Quote, verbatim, all material below, without pictures.

[Begin EXERCISE MATERIAL]

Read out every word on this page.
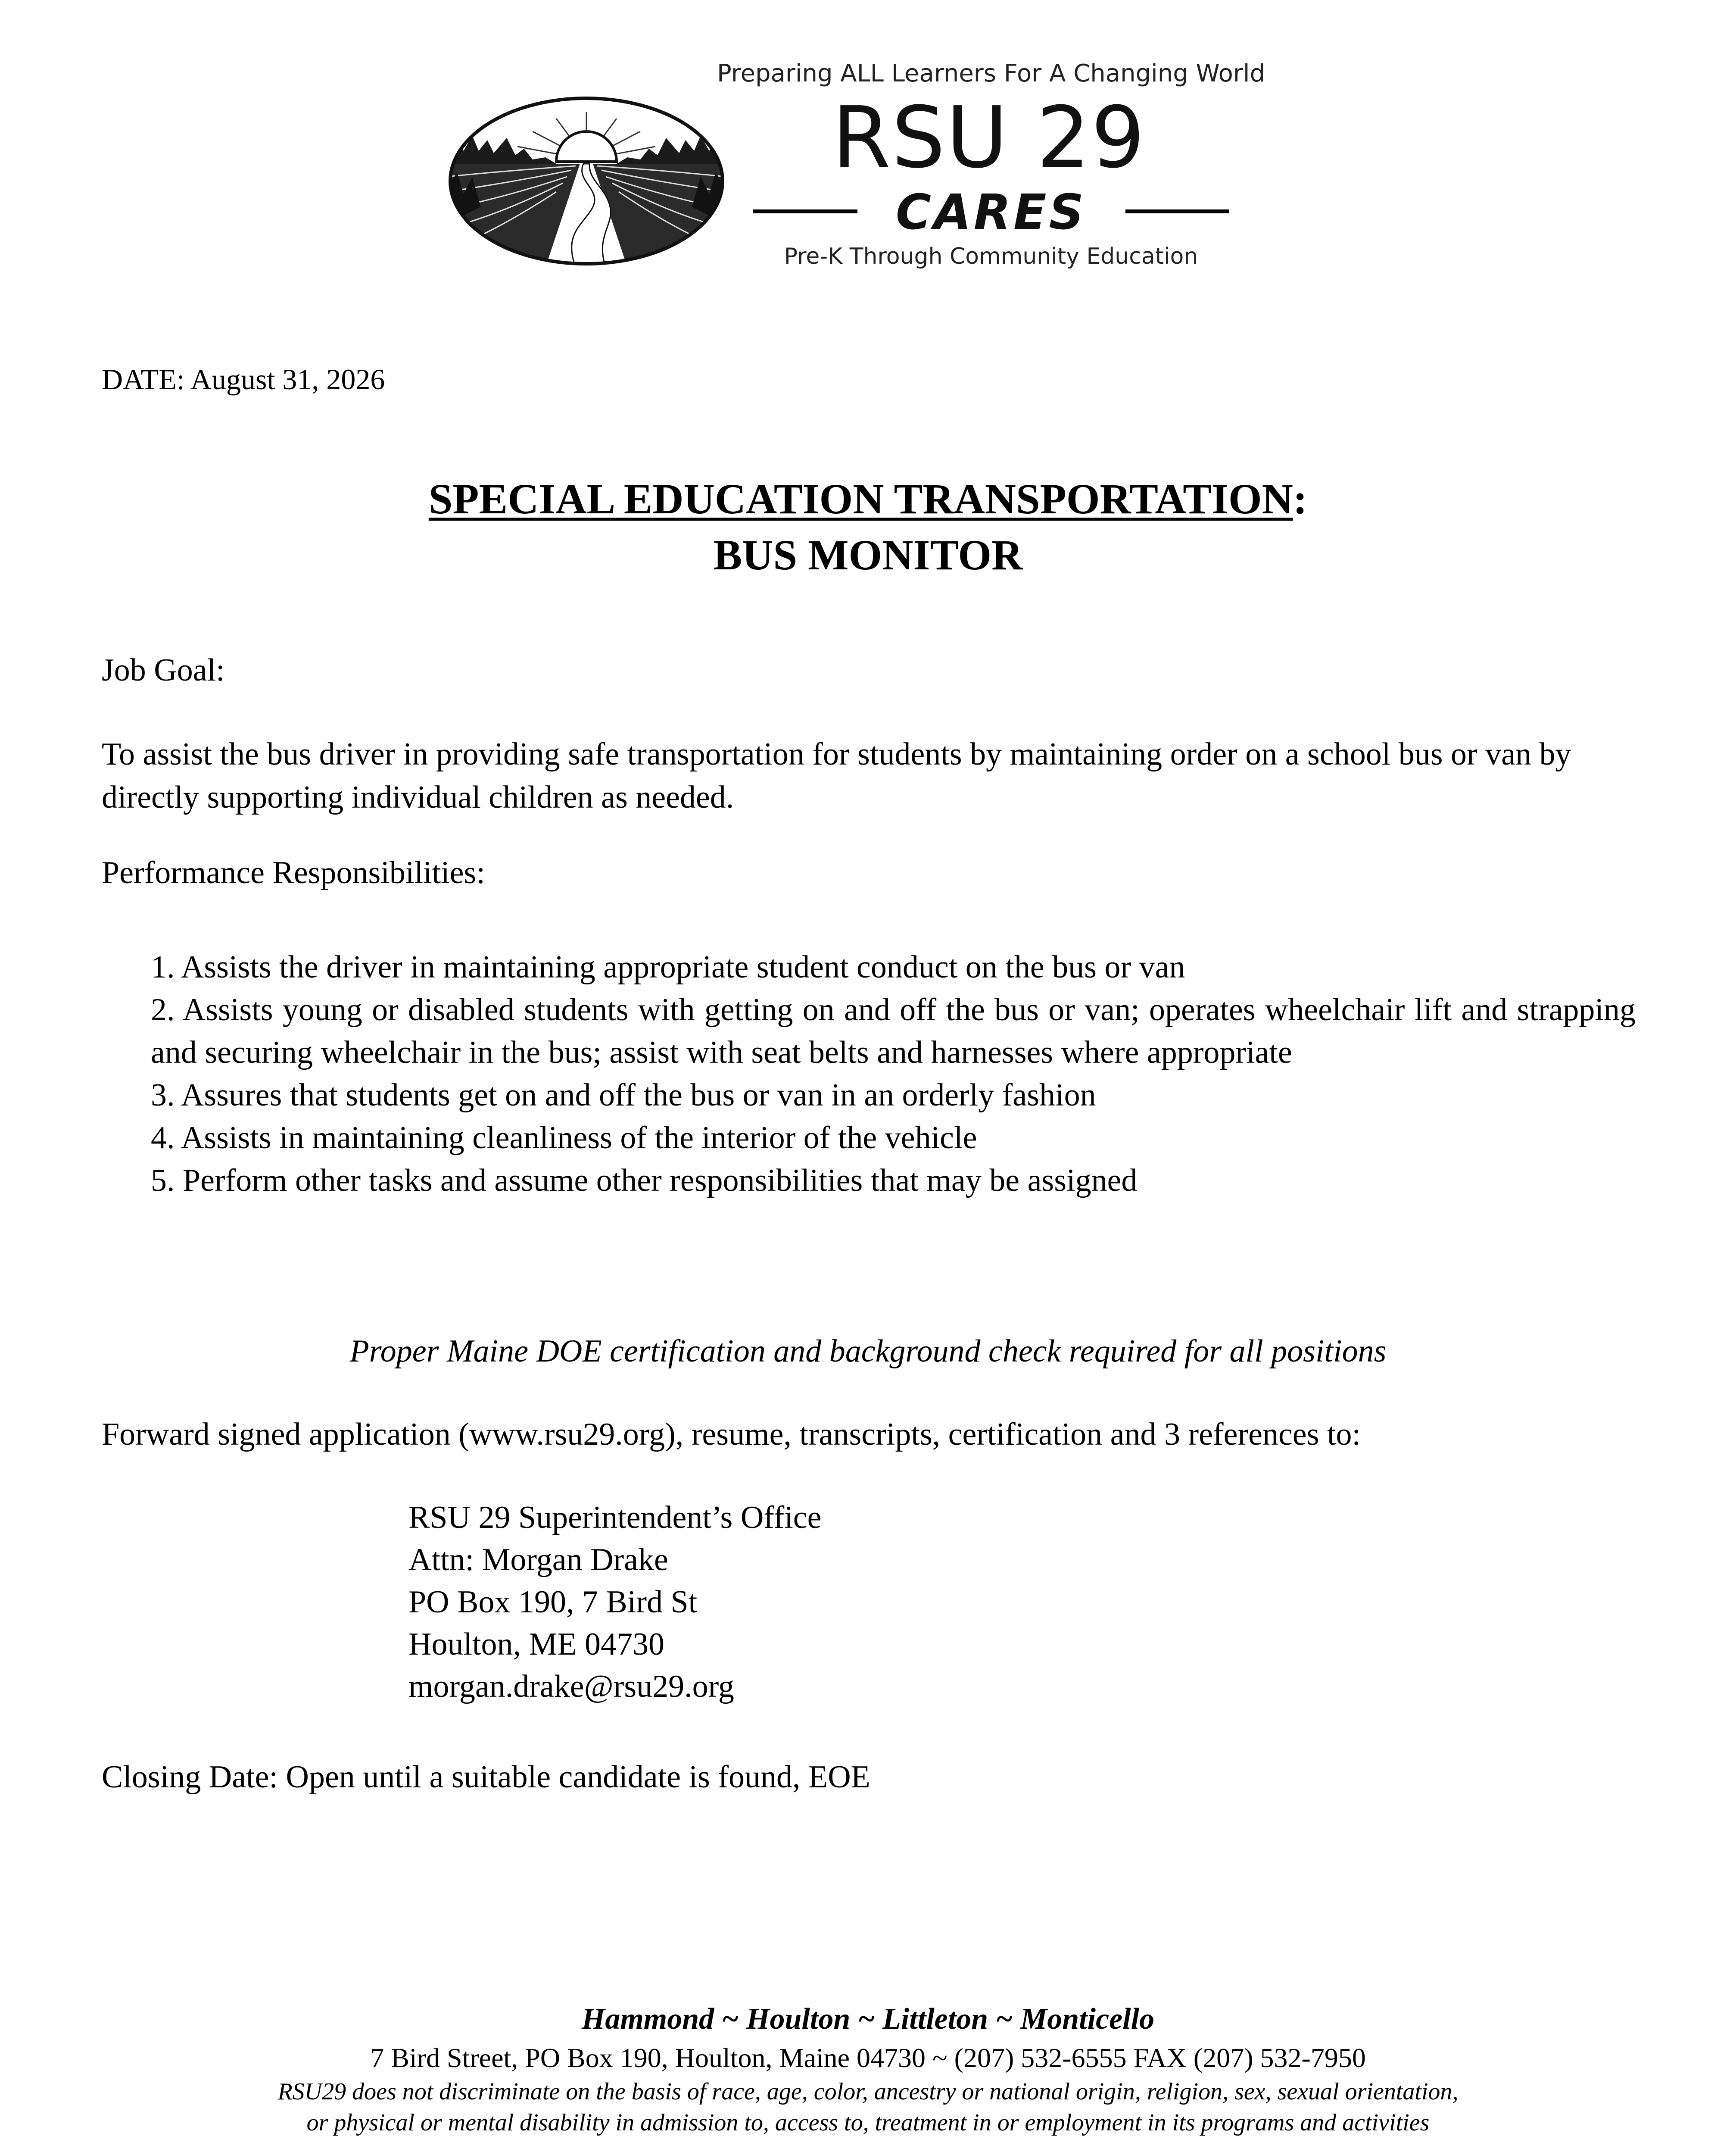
Preparing ALL Learners For A Changing World
RSU 29
CARES
Pre-K Through Community Education
DATE: August 31, 2026
SPECIAL EDUCATION TRANSPORTATION:
BUS MONITOR
Job Goal:
To assist the bus driver in providing safe transportation for students by maintaining order on a school bus or van by directly supporting individual children as needed.
Performance Responsibilities:
1. Assists the driver in maintaining appropriate student conduct on the bus or van
2. Assists young or disabled students with getting on and off the bus or van; operates wheelchair lift and strapping and securing wheelchair in the bus; assist with seat belts and harnesses where appropriate
3. Assures that students get on and off the bus or van in an orderly fashion
4. Assists in maintaining cleanliness of the interior of the vehicle
5. Perform other tasks and assume other responsibilities that may be assigned
Proper Maine DOE certification and background check required for all positions
Forward signed application (www.rsu29.org), resume, transcripts, certification and 3 references to:
RSU 29 Superintendent’s Office
Attn: Morgan Drake
PO Box 190, 7 Bird St
Houlton, ME 04730
morgan.drake@rsu29.org
Closing Date: Open until a suitable candidate is found, EOE
Hammond ~ Houlton ~ Littleton ~ Monticello
7 Bird Street, PO Box 190, Houlton, Maine 04730 ~ (207) 532-6555 FAX (207) 532-7950
RSU29 does not discriminate on the basis of race, age, color, ancestry or national origin, religion, sex, sexual orientation,
or physical or mental disability in admission to, access to, treatment in or employment in its programs and activities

[End EXERCISE MATERIAL]

PROBLEM SOLUTION =>
Read out every word on this page.
Preparing ALL Learners For A Changing World
RSU 29
CARES
Pre-K Through Community Education
DATE: August 31, 2026
SPECIAL EDUCATION TRANSPORTATION:
BUS MONITOR
Job Goal:
To assist the bus driver in providing safe transportation for students by maintaining order on a school bus or van by directly supporting individual children as needed.
Performance Responsibilities:
1. Assists the driver in maintaining appropriate student conduct on the bus or van
2. Assists young or disabled students with getting on and off the bus or van; operates wheelchair lift and strapping and securing wheelchair in the bus; assist with seat belts and harnesses where appropriate
3. Assures that students get on and off the bus or van in an orderly fashion
4. Assists in maintaining cleanliness of the interior of the vehicle
5. Perform other tasks and assume other responsibilities that may be assigned
Proper Maine DOE certification and background check required for all positions
Forward signed application (www.rsu29.org), resume, transcripts, certification and 3 references to:
RSU 29 Superintendent’s Office
Attn: Morgan Drake
PO Box 190, 7 Bird St
Houlton, ME 04730
morgan.drake@rsu29.org
Closing Date: Open until a suitable candidate is found, EOE
Hammond ~ Houlton ~ Littleton ~ Monticello
7 Bird Street, PO Box 190, Houlton, Maine 04730 ~ (207) 532-6555 FAX (207) 532-7950
RSU29 does not discriminate on the basis of race, age, color, ancestry or national origin, religion, sex, sexual orientation,
or physical or mental disability in admission to, access to, treatment in or employment in its programs and activities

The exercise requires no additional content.